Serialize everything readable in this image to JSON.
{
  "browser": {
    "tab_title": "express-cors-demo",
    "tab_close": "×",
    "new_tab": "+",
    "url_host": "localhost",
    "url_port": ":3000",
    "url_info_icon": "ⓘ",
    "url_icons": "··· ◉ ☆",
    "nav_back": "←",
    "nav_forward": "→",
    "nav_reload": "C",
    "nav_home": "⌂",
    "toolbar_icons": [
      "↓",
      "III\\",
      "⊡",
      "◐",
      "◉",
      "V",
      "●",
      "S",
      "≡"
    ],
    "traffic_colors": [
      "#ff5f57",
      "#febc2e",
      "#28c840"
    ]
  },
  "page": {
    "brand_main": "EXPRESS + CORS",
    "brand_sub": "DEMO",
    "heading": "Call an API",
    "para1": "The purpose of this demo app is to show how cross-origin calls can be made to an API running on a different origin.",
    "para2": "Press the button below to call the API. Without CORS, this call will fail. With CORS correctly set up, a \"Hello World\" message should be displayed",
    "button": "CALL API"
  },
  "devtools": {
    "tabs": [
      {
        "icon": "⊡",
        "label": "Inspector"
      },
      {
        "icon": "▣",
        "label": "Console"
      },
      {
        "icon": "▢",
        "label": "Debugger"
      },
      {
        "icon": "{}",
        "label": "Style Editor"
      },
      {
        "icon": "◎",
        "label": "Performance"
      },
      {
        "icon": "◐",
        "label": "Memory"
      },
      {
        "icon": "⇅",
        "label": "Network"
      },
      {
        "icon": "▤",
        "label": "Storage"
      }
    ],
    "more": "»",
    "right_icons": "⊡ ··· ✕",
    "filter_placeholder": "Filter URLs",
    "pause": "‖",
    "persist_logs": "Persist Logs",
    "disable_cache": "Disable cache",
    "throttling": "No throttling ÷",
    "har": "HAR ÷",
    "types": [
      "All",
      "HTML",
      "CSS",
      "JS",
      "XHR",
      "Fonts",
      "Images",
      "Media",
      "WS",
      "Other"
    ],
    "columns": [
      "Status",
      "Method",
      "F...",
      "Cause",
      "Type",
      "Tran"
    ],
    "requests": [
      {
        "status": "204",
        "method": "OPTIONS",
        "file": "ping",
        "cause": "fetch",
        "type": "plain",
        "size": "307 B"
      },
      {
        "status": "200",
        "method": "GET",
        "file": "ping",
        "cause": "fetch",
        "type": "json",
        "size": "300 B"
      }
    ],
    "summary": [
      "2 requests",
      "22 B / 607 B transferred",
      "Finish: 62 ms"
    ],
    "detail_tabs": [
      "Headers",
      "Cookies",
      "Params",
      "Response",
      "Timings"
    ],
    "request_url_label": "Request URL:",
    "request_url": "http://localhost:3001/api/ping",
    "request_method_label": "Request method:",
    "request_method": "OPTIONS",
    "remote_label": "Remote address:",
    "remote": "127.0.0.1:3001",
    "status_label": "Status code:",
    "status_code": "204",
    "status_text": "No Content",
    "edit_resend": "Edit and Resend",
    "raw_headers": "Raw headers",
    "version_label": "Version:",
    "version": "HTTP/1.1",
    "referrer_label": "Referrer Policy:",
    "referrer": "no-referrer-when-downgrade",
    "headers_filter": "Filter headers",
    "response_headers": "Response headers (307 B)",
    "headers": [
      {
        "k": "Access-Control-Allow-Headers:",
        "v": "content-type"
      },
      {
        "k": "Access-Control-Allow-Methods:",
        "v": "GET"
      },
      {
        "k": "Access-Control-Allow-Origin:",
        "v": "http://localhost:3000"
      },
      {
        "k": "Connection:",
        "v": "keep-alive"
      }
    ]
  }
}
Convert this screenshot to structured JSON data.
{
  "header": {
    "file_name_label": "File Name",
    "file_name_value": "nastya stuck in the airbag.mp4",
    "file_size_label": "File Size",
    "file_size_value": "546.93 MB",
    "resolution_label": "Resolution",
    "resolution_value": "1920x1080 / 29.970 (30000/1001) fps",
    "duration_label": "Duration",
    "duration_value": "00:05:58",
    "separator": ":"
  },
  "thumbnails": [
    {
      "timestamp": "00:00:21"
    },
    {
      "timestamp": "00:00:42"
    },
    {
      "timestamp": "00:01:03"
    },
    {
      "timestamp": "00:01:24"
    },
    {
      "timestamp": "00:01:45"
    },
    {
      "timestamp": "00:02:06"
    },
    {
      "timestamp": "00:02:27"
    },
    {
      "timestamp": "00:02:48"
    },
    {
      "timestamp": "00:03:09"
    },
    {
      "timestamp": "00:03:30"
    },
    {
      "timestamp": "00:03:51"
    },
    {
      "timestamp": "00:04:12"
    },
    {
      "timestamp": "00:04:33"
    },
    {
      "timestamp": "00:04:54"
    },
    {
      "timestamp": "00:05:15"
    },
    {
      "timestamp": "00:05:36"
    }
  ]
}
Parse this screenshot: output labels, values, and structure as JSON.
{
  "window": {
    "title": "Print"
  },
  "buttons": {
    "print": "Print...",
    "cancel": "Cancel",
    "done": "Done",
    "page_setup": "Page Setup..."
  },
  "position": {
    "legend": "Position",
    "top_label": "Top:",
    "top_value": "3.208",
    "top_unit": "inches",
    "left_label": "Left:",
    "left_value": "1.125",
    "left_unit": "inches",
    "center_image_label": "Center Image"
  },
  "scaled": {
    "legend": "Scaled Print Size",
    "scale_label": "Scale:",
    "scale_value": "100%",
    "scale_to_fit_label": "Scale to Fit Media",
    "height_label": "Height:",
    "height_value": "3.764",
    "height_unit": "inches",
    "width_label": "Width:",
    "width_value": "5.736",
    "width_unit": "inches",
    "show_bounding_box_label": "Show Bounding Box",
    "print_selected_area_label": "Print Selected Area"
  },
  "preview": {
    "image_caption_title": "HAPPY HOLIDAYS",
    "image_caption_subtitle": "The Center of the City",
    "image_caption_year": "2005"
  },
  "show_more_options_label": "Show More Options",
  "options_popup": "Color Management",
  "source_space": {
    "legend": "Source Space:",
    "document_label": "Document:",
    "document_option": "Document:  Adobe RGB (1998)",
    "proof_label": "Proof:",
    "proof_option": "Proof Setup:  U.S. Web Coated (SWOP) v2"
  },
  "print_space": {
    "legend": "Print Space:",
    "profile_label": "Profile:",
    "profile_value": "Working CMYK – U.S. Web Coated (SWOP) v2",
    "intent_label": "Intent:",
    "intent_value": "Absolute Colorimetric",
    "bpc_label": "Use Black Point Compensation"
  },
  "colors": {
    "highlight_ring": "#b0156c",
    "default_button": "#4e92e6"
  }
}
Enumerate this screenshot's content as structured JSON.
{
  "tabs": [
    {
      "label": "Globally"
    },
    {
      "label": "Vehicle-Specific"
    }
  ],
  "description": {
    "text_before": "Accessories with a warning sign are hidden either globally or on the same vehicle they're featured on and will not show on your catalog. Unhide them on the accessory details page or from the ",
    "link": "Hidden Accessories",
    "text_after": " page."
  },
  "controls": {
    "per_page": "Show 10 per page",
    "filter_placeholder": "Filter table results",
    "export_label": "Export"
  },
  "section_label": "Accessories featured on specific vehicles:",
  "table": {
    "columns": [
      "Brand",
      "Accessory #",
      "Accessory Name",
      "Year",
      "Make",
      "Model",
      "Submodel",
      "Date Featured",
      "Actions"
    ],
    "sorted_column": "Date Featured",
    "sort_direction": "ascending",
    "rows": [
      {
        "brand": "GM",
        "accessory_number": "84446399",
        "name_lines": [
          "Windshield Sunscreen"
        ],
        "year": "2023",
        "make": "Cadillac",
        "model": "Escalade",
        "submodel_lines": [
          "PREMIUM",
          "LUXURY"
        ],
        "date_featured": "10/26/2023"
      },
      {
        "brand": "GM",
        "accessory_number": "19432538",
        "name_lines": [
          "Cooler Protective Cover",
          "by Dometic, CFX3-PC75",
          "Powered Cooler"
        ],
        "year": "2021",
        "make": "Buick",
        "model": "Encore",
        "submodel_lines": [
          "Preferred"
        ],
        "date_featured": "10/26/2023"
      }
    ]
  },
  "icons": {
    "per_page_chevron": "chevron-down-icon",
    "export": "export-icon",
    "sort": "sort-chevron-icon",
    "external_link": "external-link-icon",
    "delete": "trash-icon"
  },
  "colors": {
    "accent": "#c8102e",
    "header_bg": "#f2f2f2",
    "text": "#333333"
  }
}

::::

Copy out every line that includes the word "this".

Serialize everything readable in this image to JSON.
    "para1": "The purpose of this demo app is to show how cross-origin calls can be made to an API running on a different origin.",
    "para2": "Press the button below to call the API. Without CORS, this call will fail. With CORS correctly set up, a \"Hello World\" message should be displayed",
Convert this screenshot to structured JSON data.
Parse this screenshot: output labels, values, and structure as JSON.
Enumerate this screenshot's content as structured JSON.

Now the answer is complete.